— Task brief —
Your task is to output all the records below, word for word.

— Supplied data —
▼
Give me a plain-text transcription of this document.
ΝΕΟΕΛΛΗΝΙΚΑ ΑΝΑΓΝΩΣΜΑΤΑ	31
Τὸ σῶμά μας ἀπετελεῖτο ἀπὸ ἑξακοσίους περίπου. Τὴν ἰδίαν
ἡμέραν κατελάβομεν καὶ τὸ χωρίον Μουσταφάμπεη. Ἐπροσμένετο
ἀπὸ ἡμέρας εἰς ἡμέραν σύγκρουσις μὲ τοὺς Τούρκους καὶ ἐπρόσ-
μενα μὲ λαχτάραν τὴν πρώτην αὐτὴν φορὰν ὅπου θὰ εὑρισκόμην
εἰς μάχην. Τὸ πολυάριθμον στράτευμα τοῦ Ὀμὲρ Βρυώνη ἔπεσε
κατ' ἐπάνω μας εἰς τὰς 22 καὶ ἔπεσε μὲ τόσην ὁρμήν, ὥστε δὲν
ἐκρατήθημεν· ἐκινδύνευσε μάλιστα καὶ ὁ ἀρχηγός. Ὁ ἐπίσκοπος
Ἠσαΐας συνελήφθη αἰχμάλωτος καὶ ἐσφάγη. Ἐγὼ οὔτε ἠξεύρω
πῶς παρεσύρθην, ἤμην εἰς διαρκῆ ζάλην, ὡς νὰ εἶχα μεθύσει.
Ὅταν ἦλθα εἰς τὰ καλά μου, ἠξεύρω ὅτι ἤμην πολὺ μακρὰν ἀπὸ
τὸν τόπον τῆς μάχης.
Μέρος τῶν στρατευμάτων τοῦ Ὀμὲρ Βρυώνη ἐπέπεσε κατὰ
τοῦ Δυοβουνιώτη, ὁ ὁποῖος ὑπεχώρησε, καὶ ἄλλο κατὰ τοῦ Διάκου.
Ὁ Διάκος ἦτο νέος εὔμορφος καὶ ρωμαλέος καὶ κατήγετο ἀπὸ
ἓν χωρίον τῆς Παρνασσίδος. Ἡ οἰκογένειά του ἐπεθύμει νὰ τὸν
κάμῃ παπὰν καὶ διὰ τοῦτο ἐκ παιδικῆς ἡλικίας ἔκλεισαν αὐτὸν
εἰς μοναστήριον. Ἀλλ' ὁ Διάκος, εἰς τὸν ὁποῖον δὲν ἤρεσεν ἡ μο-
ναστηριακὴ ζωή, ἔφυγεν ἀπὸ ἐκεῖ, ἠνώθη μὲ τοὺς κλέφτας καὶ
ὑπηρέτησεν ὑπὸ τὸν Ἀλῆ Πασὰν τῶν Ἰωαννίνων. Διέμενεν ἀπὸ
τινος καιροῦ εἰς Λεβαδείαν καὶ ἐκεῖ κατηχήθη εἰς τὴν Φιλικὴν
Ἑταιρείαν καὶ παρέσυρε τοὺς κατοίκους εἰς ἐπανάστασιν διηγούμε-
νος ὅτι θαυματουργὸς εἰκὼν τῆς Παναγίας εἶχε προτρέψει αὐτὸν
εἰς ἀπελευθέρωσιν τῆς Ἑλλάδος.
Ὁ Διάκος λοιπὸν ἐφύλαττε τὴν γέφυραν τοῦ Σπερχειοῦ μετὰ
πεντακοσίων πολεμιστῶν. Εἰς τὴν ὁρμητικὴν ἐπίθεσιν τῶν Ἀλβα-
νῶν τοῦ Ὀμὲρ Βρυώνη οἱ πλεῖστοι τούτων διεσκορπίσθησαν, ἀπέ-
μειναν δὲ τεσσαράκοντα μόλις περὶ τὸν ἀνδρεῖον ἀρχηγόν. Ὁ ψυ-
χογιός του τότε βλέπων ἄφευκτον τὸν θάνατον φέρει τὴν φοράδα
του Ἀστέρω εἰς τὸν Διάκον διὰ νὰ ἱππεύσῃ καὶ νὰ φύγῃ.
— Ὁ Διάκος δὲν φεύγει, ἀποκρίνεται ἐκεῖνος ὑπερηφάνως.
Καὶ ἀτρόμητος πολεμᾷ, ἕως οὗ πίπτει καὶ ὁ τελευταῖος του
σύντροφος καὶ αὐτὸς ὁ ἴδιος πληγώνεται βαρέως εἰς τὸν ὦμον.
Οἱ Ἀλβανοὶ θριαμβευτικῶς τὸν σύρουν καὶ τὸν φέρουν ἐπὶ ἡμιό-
▲
— Output of the exercise —
Give me a plain-text transcription of this document.
ΝΕΟΕΛΛΗΝΙΚΑ ΑΝΑΓΝΩΣΜΑΤΑ	31
Τὸ σῶμά μας ἀπετελεῖτο ἀπὸ ἑξακοσίους περίπου. Τὴν ἰδίαν
ἡμέραν κατελάβομεν καὶ τὸ χωρίον Μουσταφάμπεη. Ἐπροσμένετο
ἀπὸ ἡμέρας εἰς ἡμέραν σύγκρουσις μὲ τοὺς Τούρκους καὶ ἐπρόσ-
μενα μὲ λαχτάραν τὴν πρώτην αὐτὴν φορὰν ὅπου θὰ εὑρισκόμην
εἰς μάχην. Τὸ πολυάριθμον στράτευμα τοῦ Ὀμὲρ Βρυώνη ἔπεσε
κατ' ἐπάνω μας εἰς τὰς 22 καὶ ἔπεσε μὲ τόσην ὁρμήν, ὥστε δὲν
ἐκρατήθημεν· ἐκινδύνευσε μάλιστα καὶ ὁ ἀρχηγός. Ὁ ἐπίσκοπος
Ἠσαΐας συνελήφθη αἰχμάλωτος καὶ ἐσφάγη. Ἐγὼ οὔτε ἠξεύρω
πῶς παρεσύρθην, ἤμην εἰς διαρκῆ ζάλην, ὡς νὰ εἶχα μεθύσει.
Ὅταν ἦλθα εἰς τὰ καλά μου, ἠξεύρω ὅτι ἤμην πολὺ μακρὰν ἀπὸ
τὸν τόπον τῆς μάχης.
Μέρος τῶν στρατευμάτων τοῦ Ὀμὲρ Βρυώνη ἐπέπεσε κατὰ
τοῦ Δυοβουνιώτη, ὁ ὁποῖος ὑπεχώρησε, καὶ ἄλλο κατὰ τοῦ Διάκου.
Ὁ Διάκος ἦτο νέος εὔμορφος καὶ ρωμαλέος καὶ κατήγετο ἀπὸ
ἓν χωρίον τῆς Παρνασσίδος. Ἡ οἰκογένειά του ἐπεθύμει νὰ τὸν
κάμῃ παπὰν καὶ διὰ τοῦτο ἐκ παιδικῆς ἡλικίας ἔκλεισαν αὐτὸν
εἰς μοναστήριον. Ἀλλ' ὁ Διάκος, εἰς τὸν ὁποῖον δὲν ἤρεσεν ἡ μο-
ναστηριακὴ ζωή, ἔφυγεν ἀπὸ ἐκεῖ, ἠνώθη μὲ τοὺς κλέφτας καὶ
ὑπηρέτησεν ὑπὸ τὸν Ἀλῆ Πασὰν τῶν Ἰωαννίνων. Διέμενεν ἀπὸ
τινος καιροῦ εἰς Λεβαδείαν καὶ ἐκεῖ κατηχήθη εἰς τὴν Φιλικὴν
Ἑταιρείαν καὶ παρέσυρε τοὺς κατοίκους εἰς ἐπανάστασιν διηγούμε-
νος ὅτι θαυματουργὸς εἰκὼν τῆς Παναγίας εἶχε προτρέψει αὐτὸν
εἰς ἀπελευθέρωσιν τῆς Ἑλλάδος.
Ὁ Διάκος λοιπὸν ἐφύλαττε τὴν γέφυραν τοῦ Σπερχειοῦ μετὰ
πεντακοσίων πολεμιστῶν. Εἰς τὴν ὁρμητικὴν ἐπίθεσιν τῶν Ἀλβα-
νῶν τοῦ Ὀμὲρ Βρυώνη οἱ πλεῖστοι τούτων διεσκορπίσθησαν, ἀπέ-
μειναν δὲ τεσσαράκοντα μόλις περὶ τὸν ἀνδρεῖον ἀρχηγόν. Ὁ ψυ-
χογιός του τότε βλέπων ἄφευκτον τὸν θάνατον φέρει τὴν φοράδα
του Ἀστέρω εἰς τὸν Διάκον διὰ νὰ ἱππεύσῃ καὶ νὰ φύγῃ.
— Ὁ Διάκος δὲν φεύγει, ἀποκρίνεται ἐκεῖνος ὑπερηφάνως.
Καὶ ἀτρόμητος πολεμᾷ, ἕως οὗ πίπτει καὶ ὁ τελευταῖος του
σύντροφος καὶ αὐτὸς ὁ ἴδιος πληγώνεται βαρέως εἰς τὸν ὦμον.
Οἱ Ἀλβανοὶ θριαμβευτικῶς τὸν σύρουν καὶ τὸν φέρουν ἐπὶ ἡμιό-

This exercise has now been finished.